GIVEN DATA:
start

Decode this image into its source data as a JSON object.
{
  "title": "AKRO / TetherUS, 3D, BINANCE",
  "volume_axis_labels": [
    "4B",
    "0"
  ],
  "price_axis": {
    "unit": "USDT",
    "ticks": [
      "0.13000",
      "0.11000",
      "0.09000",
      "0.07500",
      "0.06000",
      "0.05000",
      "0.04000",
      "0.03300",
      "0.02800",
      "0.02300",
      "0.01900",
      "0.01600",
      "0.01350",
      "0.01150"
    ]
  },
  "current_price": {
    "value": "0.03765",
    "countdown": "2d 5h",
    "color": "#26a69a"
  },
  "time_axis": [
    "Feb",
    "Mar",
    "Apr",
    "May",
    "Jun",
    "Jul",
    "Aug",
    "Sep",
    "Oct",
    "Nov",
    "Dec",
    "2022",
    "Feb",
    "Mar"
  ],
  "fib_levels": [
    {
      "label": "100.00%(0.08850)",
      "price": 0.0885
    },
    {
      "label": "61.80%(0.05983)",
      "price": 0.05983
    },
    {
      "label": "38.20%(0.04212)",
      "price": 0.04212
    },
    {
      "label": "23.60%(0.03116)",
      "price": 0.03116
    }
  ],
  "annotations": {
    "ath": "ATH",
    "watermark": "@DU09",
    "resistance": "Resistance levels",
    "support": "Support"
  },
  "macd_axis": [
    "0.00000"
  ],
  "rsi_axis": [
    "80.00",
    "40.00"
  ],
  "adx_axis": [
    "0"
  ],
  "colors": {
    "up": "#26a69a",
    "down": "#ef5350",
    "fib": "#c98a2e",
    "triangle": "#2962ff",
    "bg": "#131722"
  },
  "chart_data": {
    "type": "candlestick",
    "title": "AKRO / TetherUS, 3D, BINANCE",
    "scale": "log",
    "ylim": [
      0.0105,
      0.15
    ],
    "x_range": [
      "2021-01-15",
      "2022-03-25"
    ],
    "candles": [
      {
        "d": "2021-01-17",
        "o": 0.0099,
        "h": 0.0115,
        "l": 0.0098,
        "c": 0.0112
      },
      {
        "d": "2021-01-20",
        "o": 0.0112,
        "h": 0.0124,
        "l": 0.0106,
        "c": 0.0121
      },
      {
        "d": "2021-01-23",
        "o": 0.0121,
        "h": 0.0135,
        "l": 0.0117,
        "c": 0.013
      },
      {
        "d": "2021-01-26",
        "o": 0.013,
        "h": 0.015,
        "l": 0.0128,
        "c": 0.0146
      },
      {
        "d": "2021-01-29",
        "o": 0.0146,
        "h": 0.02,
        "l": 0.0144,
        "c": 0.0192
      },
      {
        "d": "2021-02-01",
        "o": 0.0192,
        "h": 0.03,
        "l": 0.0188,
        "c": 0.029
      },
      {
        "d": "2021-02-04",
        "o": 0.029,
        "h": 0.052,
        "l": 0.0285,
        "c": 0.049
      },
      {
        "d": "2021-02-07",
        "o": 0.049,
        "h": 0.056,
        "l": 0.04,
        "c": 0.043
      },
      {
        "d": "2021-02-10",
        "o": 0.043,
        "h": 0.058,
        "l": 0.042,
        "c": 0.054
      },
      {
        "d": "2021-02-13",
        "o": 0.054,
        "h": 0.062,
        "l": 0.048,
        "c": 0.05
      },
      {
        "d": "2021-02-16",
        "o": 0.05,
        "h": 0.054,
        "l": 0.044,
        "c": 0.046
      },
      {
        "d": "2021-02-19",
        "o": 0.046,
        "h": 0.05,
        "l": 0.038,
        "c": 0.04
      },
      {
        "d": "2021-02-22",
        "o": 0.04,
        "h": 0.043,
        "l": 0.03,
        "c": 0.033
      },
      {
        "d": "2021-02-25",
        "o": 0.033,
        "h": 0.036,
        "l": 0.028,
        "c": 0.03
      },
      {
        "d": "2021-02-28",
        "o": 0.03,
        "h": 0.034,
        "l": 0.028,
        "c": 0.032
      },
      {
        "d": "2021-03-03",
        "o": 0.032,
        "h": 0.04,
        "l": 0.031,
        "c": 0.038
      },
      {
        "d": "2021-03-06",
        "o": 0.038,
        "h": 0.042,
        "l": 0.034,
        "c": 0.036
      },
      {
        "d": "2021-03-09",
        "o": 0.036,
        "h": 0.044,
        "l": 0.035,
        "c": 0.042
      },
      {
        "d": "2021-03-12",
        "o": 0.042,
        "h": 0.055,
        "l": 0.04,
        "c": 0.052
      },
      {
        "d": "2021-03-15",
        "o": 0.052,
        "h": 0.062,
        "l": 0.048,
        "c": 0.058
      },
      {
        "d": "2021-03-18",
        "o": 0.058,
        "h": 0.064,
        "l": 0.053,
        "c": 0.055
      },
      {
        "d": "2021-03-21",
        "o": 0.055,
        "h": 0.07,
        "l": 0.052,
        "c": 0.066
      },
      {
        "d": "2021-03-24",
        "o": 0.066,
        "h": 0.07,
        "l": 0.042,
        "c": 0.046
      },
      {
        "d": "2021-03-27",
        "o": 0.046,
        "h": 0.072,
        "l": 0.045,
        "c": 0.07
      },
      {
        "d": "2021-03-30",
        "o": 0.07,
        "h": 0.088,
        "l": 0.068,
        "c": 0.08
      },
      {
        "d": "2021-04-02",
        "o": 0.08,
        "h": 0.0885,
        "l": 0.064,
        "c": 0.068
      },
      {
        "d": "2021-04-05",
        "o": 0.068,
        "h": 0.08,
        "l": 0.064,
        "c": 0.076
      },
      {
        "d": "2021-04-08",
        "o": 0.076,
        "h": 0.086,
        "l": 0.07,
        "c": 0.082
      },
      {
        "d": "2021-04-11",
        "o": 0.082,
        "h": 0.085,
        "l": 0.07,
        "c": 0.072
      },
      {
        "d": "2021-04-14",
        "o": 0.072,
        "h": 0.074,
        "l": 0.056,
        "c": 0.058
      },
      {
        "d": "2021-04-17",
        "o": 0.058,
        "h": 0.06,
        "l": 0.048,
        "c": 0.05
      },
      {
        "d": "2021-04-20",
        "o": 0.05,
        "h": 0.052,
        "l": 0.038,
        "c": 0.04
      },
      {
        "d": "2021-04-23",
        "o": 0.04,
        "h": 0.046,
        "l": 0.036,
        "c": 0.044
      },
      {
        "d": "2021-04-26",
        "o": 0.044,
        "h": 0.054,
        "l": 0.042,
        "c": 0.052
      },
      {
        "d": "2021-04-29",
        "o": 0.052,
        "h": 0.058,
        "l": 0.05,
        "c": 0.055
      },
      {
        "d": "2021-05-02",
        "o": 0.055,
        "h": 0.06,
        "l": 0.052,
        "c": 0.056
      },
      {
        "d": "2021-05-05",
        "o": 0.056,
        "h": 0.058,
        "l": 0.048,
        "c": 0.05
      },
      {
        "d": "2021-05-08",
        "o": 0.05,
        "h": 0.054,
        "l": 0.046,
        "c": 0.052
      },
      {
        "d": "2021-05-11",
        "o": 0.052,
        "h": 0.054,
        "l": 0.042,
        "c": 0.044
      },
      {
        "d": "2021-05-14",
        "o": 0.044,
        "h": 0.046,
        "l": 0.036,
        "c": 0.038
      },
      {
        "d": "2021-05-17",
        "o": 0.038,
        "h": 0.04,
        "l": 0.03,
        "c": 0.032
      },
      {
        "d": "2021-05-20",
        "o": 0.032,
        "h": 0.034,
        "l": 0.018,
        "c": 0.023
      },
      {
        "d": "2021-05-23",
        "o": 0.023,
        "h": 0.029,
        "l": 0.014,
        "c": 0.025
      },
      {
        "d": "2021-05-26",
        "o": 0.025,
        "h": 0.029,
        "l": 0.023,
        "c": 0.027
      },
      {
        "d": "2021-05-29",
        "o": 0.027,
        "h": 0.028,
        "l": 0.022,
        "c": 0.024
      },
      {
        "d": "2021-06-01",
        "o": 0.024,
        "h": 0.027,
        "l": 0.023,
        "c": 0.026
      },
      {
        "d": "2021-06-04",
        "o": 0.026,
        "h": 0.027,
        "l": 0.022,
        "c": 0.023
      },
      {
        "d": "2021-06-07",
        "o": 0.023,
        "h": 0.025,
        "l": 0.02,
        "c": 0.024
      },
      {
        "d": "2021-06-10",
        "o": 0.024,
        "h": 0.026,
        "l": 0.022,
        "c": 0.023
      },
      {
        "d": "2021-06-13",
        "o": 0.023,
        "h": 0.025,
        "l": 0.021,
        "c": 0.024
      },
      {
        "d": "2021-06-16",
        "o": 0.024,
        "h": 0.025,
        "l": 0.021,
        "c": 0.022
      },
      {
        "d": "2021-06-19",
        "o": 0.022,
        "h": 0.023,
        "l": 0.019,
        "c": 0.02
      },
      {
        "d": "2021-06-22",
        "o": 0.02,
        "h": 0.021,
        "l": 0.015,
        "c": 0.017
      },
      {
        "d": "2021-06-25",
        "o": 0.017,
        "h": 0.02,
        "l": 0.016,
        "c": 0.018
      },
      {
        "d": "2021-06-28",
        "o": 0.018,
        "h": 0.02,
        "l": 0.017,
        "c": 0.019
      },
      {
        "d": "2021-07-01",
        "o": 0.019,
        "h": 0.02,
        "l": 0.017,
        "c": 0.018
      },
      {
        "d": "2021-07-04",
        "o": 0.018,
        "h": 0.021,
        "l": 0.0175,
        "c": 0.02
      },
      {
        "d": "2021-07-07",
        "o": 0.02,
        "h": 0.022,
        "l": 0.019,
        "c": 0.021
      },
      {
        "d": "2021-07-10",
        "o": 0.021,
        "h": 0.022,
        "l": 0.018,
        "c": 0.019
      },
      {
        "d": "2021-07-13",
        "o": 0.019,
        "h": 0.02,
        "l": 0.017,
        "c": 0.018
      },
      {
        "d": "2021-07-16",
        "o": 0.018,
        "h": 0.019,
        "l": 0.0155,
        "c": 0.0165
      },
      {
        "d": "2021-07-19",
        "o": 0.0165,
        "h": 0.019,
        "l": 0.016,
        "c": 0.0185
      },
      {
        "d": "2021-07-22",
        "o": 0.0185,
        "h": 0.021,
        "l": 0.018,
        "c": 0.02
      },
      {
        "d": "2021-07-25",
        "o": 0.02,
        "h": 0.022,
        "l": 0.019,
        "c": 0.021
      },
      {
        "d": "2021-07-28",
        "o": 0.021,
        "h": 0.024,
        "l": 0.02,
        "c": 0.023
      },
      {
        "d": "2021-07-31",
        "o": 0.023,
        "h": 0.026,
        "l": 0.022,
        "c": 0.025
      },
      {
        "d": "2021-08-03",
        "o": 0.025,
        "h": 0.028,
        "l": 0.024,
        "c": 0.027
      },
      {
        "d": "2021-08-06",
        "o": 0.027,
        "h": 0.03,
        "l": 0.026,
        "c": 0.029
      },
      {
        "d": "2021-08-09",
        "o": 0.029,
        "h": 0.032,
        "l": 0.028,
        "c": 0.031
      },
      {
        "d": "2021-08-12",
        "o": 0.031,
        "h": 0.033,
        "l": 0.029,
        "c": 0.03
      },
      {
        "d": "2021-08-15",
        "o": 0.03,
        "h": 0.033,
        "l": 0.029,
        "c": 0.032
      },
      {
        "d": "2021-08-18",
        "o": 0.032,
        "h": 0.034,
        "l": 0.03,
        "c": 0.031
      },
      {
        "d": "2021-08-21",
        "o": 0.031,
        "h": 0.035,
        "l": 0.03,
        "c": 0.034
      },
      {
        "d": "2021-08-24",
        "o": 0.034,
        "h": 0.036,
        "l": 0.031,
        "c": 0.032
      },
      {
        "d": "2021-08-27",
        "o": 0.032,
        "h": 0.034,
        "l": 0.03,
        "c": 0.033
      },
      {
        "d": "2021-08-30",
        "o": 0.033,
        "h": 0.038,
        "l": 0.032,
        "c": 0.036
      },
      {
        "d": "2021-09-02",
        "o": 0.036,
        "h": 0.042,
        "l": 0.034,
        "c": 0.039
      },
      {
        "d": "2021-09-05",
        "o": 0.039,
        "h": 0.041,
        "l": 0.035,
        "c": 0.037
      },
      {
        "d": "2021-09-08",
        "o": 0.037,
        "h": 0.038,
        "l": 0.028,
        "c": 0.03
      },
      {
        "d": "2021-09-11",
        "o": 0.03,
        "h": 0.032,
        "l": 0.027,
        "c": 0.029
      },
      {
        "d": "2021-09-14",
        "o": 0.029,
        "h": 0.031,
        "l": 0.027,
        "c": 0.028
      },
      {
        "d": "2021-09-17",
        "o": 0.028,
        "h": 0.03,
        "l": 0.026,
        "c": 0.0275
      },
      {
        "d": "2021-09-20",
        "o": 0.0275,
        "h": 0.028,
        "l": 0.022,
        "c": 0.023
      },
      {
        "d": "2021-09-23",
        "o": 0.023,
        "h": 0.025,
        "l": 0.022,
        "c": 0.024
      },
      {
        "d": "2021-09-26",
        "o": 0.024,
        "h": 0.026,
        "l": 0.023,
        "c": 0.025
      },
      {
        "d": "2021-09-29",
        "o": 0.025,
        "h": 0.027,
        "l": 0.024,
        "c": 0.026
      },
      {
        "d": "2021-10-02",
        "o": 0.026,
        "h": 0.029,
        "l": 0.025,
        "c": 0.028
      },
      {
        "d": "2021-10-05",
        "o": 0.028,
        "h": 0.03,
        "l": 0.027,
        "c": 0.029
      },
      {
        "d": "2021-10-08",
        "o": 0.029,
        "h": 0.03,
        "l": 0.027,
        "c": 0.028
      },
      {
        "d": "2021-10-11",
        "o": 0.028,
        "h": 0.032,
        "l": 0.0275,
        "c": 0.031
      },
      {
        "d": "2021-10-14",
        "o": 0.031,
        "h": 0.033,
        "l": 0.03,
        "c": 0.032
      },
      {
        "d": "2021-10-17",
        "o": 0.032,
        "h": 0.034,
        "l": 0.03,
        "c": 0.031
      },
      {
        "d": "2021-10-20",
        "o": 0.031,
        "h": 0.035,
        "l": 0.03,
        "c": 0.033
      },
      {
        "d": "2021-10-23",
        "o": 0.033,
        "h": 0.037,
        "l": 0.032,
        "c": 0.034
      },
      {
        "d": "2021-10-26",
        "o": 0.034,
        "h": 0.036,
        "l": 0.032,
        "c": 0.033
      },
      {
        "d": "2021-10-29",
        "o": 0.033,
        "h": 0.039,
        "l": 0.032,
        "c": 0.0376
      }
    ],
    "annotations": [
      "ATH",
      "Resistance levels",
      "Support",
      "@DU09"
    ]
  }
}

end

In the records above, find each line with the word "Resistance" and copy it.

    "resistance": "Resistance levels",
      "Resistance levels",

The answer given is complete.